** begin **

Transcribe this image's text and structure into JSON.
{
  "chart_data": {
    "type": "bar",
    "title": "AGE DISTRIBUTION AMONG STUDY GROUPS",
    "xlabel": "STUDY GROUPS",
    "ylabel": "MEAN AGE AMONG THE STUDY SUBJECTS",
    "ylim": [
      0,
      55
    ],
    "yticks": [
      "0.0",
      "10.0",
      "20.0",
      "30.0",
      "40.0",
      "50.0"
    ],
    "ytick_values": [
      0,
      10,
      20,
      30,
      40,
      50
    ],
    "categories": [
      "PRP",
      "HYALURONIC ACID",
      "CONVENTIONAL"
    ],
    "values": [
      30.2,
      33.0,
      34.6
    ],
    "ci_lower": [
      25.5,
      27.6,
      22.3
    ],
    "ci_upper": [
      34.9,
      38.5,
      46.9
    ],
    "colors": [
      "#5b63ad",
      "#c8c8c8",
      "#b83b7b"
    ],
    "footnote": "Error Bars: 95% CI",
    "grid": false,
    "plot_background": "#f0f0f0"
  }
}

** end **

Pull every line containing "AMONG" out of the data above.

    "title": "AGE DISTRIBUTION AMONG STUDY GROUPS",
    "ylabel": "MEAN AGE AMONG THE STUDY SUBJECTS",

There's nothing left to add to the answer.